▶ To be done
Update the lines below by changing every "legend-label" to "legend-entry" and leaving everything else as it is. Leave the pictures out.

▶ Listed records

┄┄┄┄┄┄┄┄┄┄┄┄┄┄┄┄┄┄┄┄

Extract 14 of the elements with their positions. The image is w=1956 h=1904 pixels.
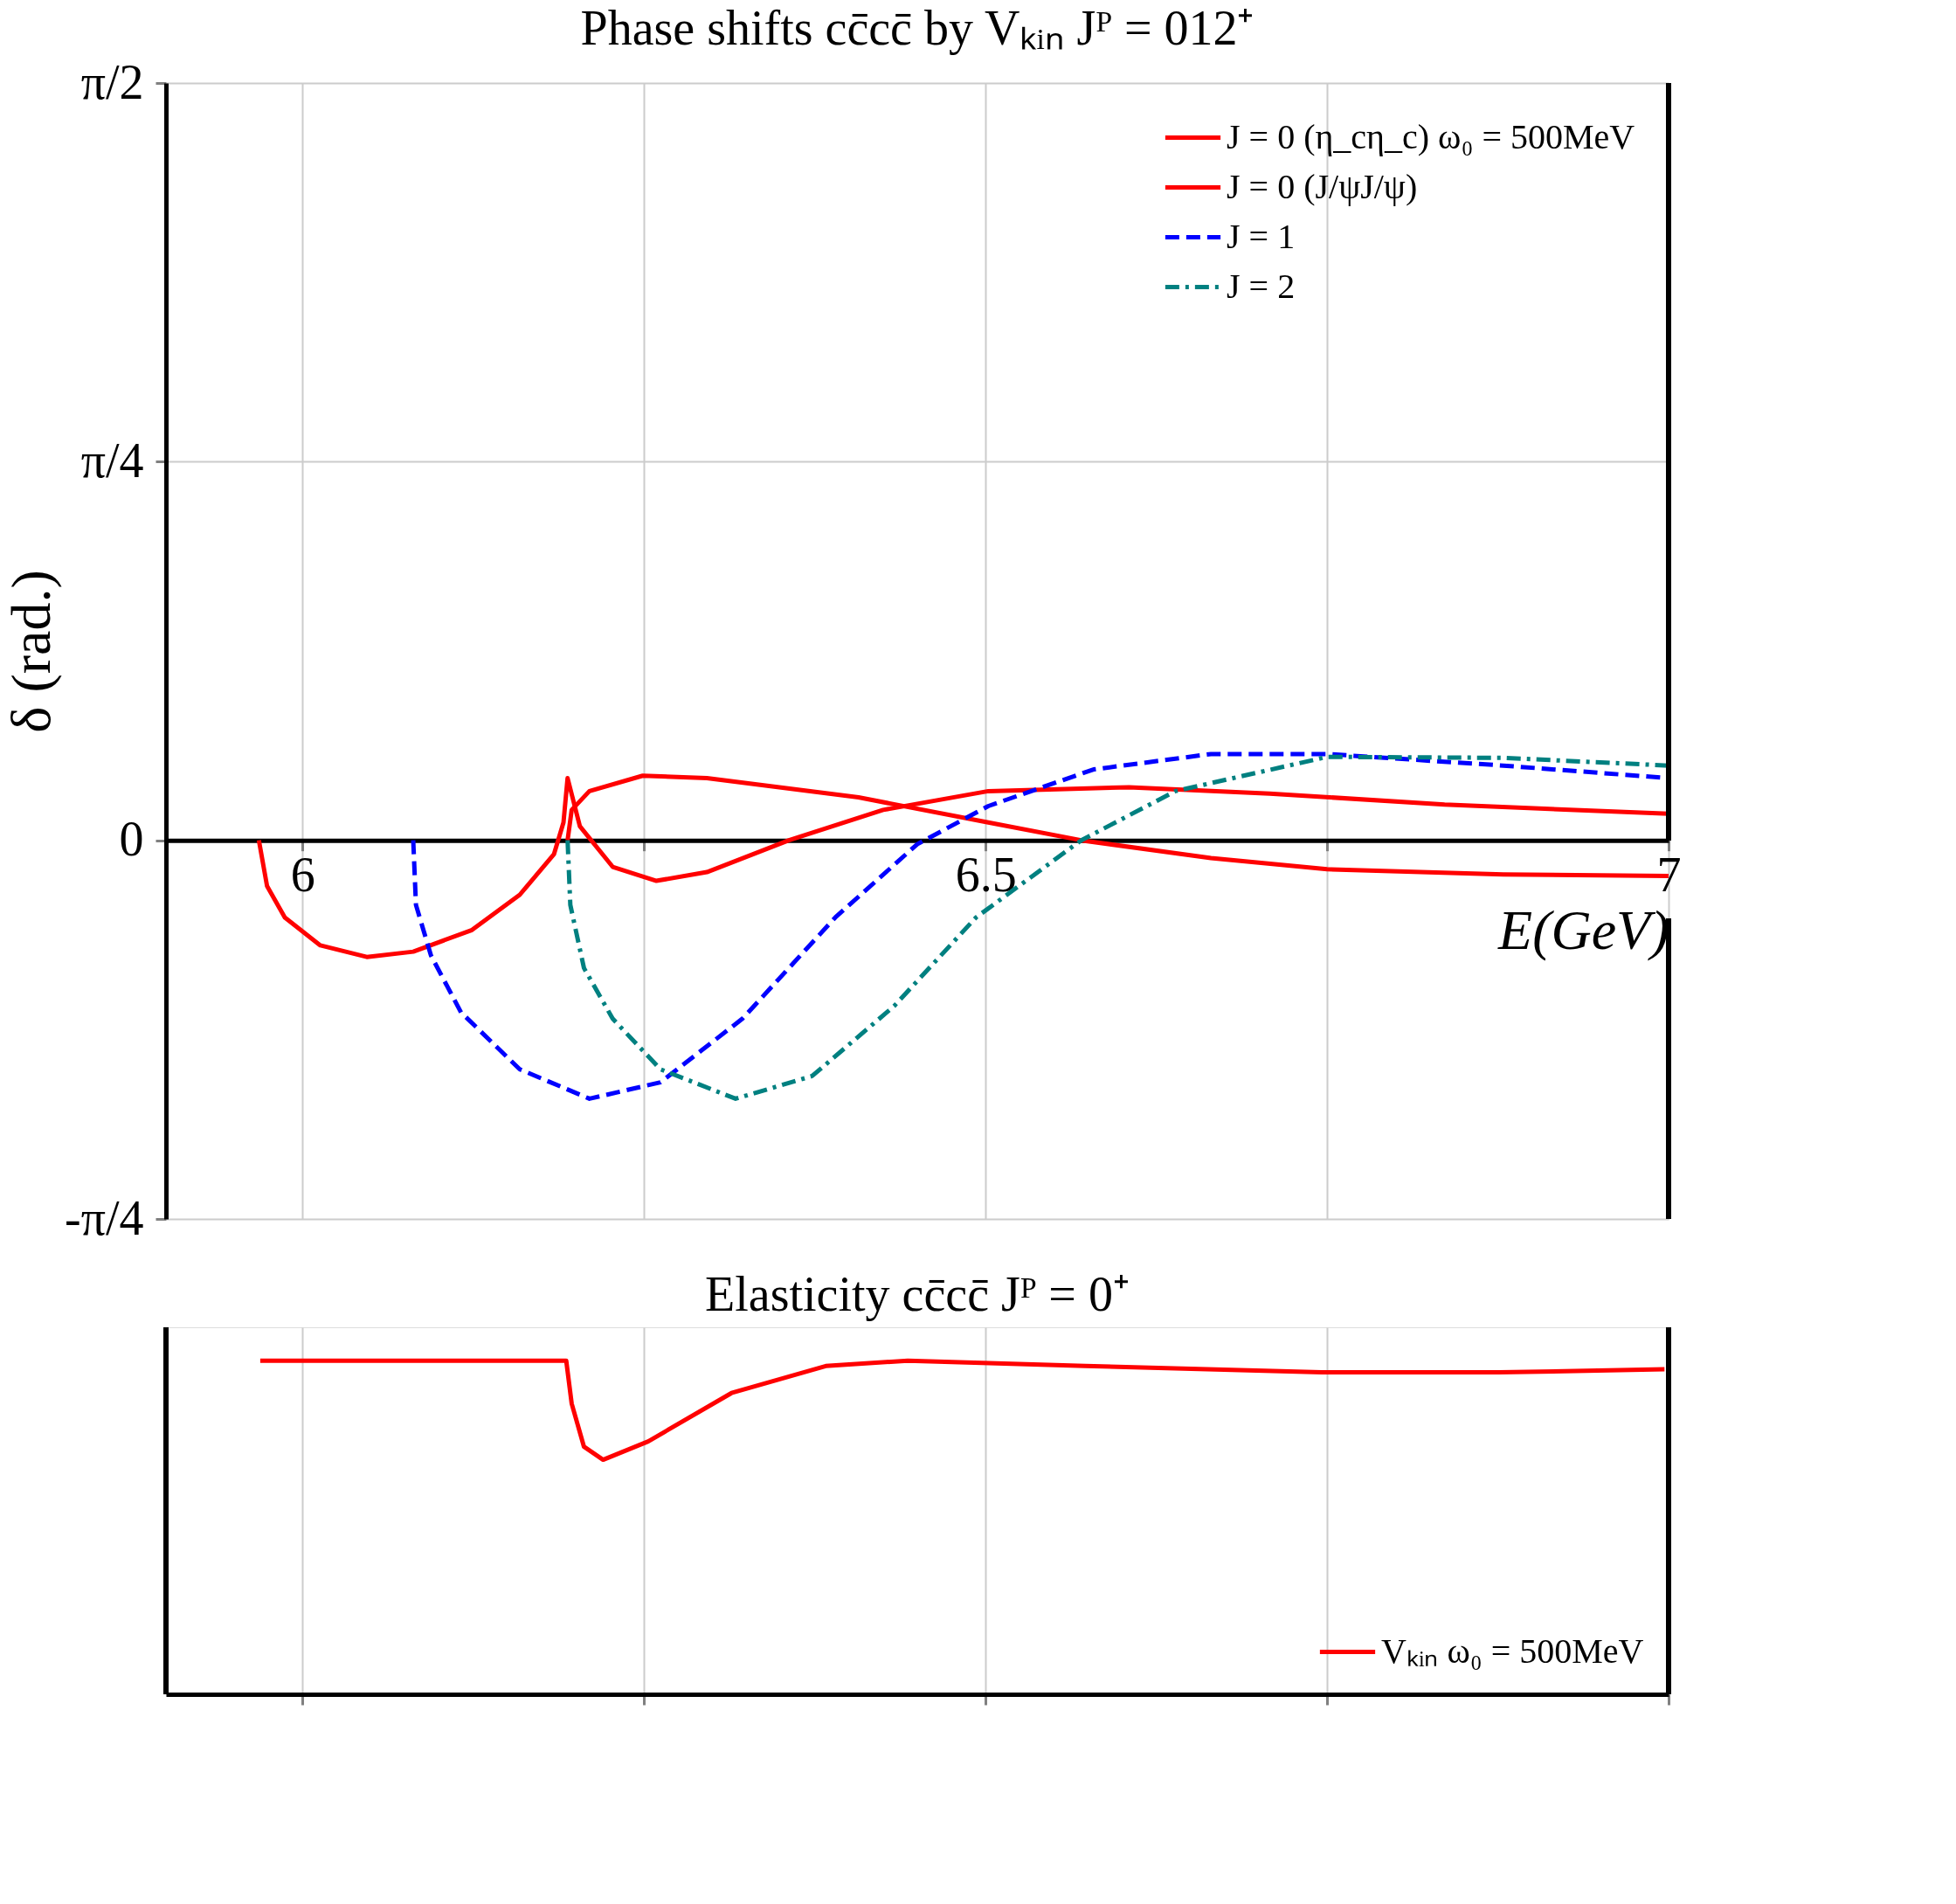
legend-label: J = 1 — [1227, 216, 1296, 256]
y-tick-label: -π/4 — [65, 1190, 144, 1245]
y-tick-label: 0 — [119, 812, 144, 867]
chart-title: Elasticity cc̄cc̄ Jᴾ = 0⁺ — [705, 1267, 1130, 1321]
legend-label: J = 0 (η_cη_c) ω₀ = 500MeV — [1227, 116, 1635, 156]
x-tick-label: 6.5 — [955, 848, 1017, 903]
y-tick-label: π/4 — [80, 433, 144, 488]
legend-label: J = 2 — [1227, 266, 1296, 306]
x-tick-label: 6 — [290, 848, 315, 903]
legend-label: J = 0 (J/ψJ/ψ) — [1227, 166, 1418, 206]
y-axis-title: δ (rad.) — [0, 570, 63, 733]
y-tick-label: π/2 — [80, 54, 144, 109]
chart-title: Phase shifts cc̄cc̄ by Vₖᵢₙ Jᴾ = 012⁺ — [580, 1, 1254, 55]
legend-label: Vₖᵢₙ ω₀ = 500MeV — [1381, 1631, 1644, 1671]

┄┄┄┄┄┄┄┄┄┄┄┄┄┄┄┄┄┄┄┄

▶ Response below
Extract 14 of the elements with their positions. The image is w=1956 h=1904 pixels.
legend-entry: J = 1 — [1227, 216, 1296, 256]
y-tick-label: -π/4 — [65, 1190, 144, 1245]
y-tick-label: 0 — [119, 812, 144, 867]
chart-title: Elasticity cc̄cc̄ Jᴾ = 0⁺ — [705, 1267, 1130, 1321]
legend-entry: J = 0 (η_cη_c) ω₀ = 500MeV — [1227, 116, 1635, 156]
x-tick-label: 6.5 — [955, 848, 1017, 903]
y-tick-label: π/4 — [80, 433, 144, 488]
legend-entry: J = 2 — [1227, 266, 1296, 306]
x-tick-label: 6 — [290, 848, 315, 903]
legend-entry: J = 0 (J/ψJ/ψ) — [1227, 166, 1418, 206]
y-axis-title: δ (rad.) — [0, 570, 63, 733]
y-tick-label: π/2 — [80, 54, 144, 109]
chart-title: Phase shifts cc̄cc̄ by Vₖᵢₙ Jᴾ = 012⁺ — [580, 1, 1254, 55]
legend-entry: Vₖᵢₙ ω₀ = 500MeV — [1381, 1631, 1644, 1671]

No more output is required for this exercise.